- **Provided records**:
+++
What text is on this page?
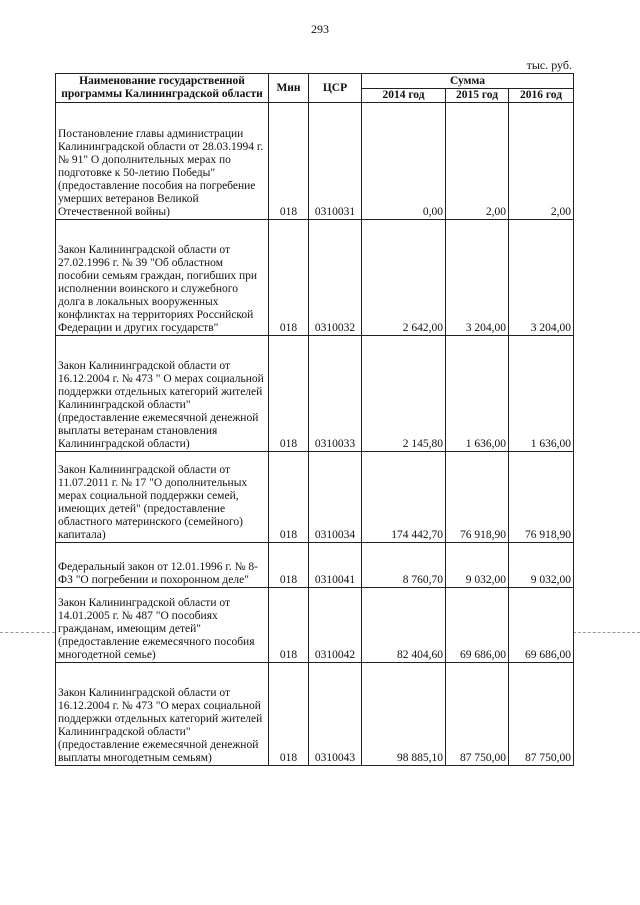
293
тыс. руб.
Наименование государственной программы Калининградской области	Мин	ЦСР	Сумма		
			2014 год	2015 год	2016 год
Постановление главы администрации Калининградской области от 28.03.1994 г. № 91" О дополнительных мерах по подготовке к 50-летию Победы" (предоставление пособия на погребение умерших ветеранов Великой Отечественной войны)	018	0310031	0,00	2,00	2,00
Закон Калининградской области от 27.02.1996 г. № 39 "Об областном пособии семьям граждан, погибших при исполнении воинского и служебного долга в локальных вооруженных конфликтах на территориях Российской Федерации и других государств"	018	0310032	2 642,00	3 204,00	3 204,00
Закон Калининградской области от 16.12.2004 г. № 473 " О мерах социальной поддержки отдельных категорий жителей Калининградской области" (предоставление ежемесячной денежной выплаты ветеранам становления Калининградской области)	018	0310033	2 145,80	1 636,00	1 636,00
Закон Калининградской области от 11.07.2011 г. № 17 "О дополнительных мерах социальной поддержки семей, имеющих детей" (предоставление областного материнского (семейного) капитала)	018	0310034	174 442,70	76 918,90	76 918,90
Федеральный закон от 12.01.1996 г. № 8-ФЗ "О погребении и похоронном деле"	018	0310041	8 760,70	9 032,00	9 032,00
Закон Калининградской области от 14.01.2005 г. № 487 "О пособиях гражданам, имеющим детей" (предоставление ежемесячного пособия многодетной семье)	018	0310042	82 404,60	69 686,00	69 686,00
Закон Калининградской области от 16.12.2004 г. № 473 "О мерах социальной поддержки отдельных категорий жителей Калининградской области" (предоставление ежемесячной денежной выплаты многодетным семьям)	018	0310043	98 885,10	87 750,00	87 750,00
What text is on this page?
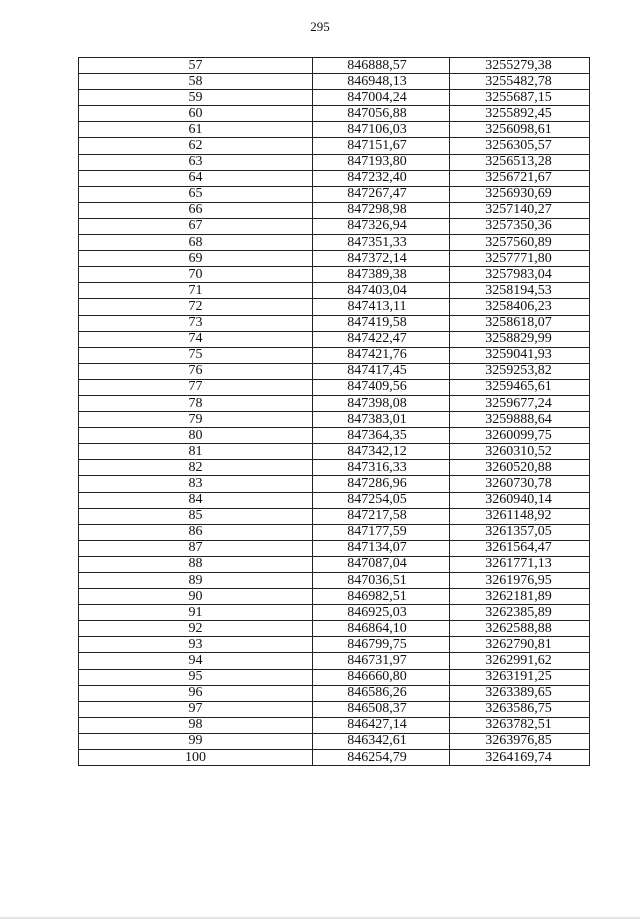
295
57	846888,57	3255279,38
58	846948,13	3255482,78
59	847004,24	3255687,15
60	847056,88	3255892,45
61	847106,03	3256098,61
62	847151,67	3256305,57
63	847193,80	3256513,28
64	847232,40	3256721,67
65	847267,47	3256930,69
66	847298,98	3257140,27
67	847326,94	3257350,36
68	847351,33	3257560,89
69	847372,14	3257771,80
70	847389,38	3257983,04
71	847403,04	3258194,53
72	847413,11	3258406,23
73	847419,58	3258618,07
74	847422,47	3258829,99
75	847421,76	3259041,93
76	847417,45	3259253,82
77	847409,56	3259465,61
78	847398,08	3259677,24
79	847383,01	3259888,64
80	847364,35	3260099,75
81	847342,12	3260310,52
82	847316,33	3260520,88
83	847286,96	3260730,78
84	847254,05	3260940,14
85	847217,58	3261148,92
86	847177,59	3261357,05
87	847134,07	3261564,47
88	847087,04	3261771,13
89	847036,51	3261976,95
90	846982,51	3262181,89
91	846925,03	3262385,89
92	846864,10	3262588,88
93	846799,75	3262790,81
94	846731,97	3262991,62
95	846660,80	3263191,25
96	846586,26	3263389,65
97	846508,37	3263586,75
98	846427,14	3263782,51
99	846342,61	3263976,85
100	846254,79	3264169,74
+++
- **Requirement**: Give back each entry exactly as it appears, with no pictures.

- **Exercise response**:
What text is on this page?
293
тыс. руб.
Наименование государственной программы Калининградской области	Мин	ЦСР	Сумма		
			2014 год	2015 год	2016 год
Постановление главы администрации Калининградской области от 28.03.1994 г. № 91" О дополнительных мерах по подготовке к 50-летию Победы" (предоставление пособия на погребение умерших ветеранов Великой Отечественной войны)	018	0310031	0,00	2,00	2,00
Закон Калининградской области от 27.02.1996 г. № 39 "Об областном пособии семьям граждан, погибших при исполнении воинского и служебного долга в локальных вооруженных конфликтах на территориях Российской Федерации и других государств"	018	0310032	2 642,00	3 204,00	3 204,00
Закон Калининградской области от 16.12.2004 г. № 473 " О мерах социальной поддержки отдельных категорий жителей Калининградской области" (предоставление ежемесячной денежной выплаты ветеранам становления Калининградской области)	018	0310033	2 145,80	1 636,00	1 636,00
Закон Калининградской области от 11.07.2011 г. № 17 "О дополнительных мерах социальной поддержки семей, имеющих детей" (предоставление областного материнского (семейного) капитала)	018	0310034	174 442,70	76 918,90	76 918,90
Федеральный закон от 12.01.1996 г. № 8-ФЗ "О погребении и похоронном деле"	018	0310041	8 760,70	9 032,00	9 032,00
Закон Калининградской области от 14.01.2005 г. № 487 "О пособиях гражданам, имеющим детей" (предоставление ежемесячного пособия многодетной семье)	018	0310042	82 404,60	69 686,00	69 686,00
Закон Калининградской области от 16.12.2004 г. № 473 "О мерах социальной поддержки отдельных категорий жителей Калининградской области" (предоставление ежемесячной денежной выплаты многодетным семьям)	018	0310043	98 885,10	87 750,00	87 750,00
What text is on this page?
295
57	846888,57	3255279,38
58	846948,13	3255482,78
59	847004,24	3255687,15
60	847056,88	3255892,45
61	847106,03	3256098,61
62	847151,67	3256305,57
63	847193,80	3256513,28
64	847232,40	3256721,67
65	847267,47	3256930,69
66	847298,98	3257140,27
67	847326,94	3257350,36
68	847351,33	3257560,89
69	847372,14	3257771,80
70	847389,38	3257983,04
71	847403,04	3258194,53
72	847413,11	3258406,23
73	847419,58	3258618,07
74	847422,47	3258829,99
75	847421,76	3259041,93
76	847417,45	3259253,82
77	847409,56	3259465,61
78	847398,08	3259677,24
79	847383,01	3259888,64
80	847364,35	3260099,75
81	847342,12	3260310,52
82	847316,33	3260520,88
83	847286,96	3260730,78
84	847254,05	3260940,14
85	847217,58	3261148,92
86	847177,59	3261357,05
87	847134,07	3261564,47
88	847087,04	3261771,13
89	847036,51	3261976,95
90	846982,51	3262181,89
91	846925,03	3262385,89
92	846864,10	3262588,88
93	846799,75	3262790,81
94	846731,97	3262991,62
95	846660,80	3263191,25
96	846586,26	3263389,65
97	846508,37	3263586,75
98	846427,14	3263782,51
99	846342,61	3263976,85
100	846254,79	3264169,74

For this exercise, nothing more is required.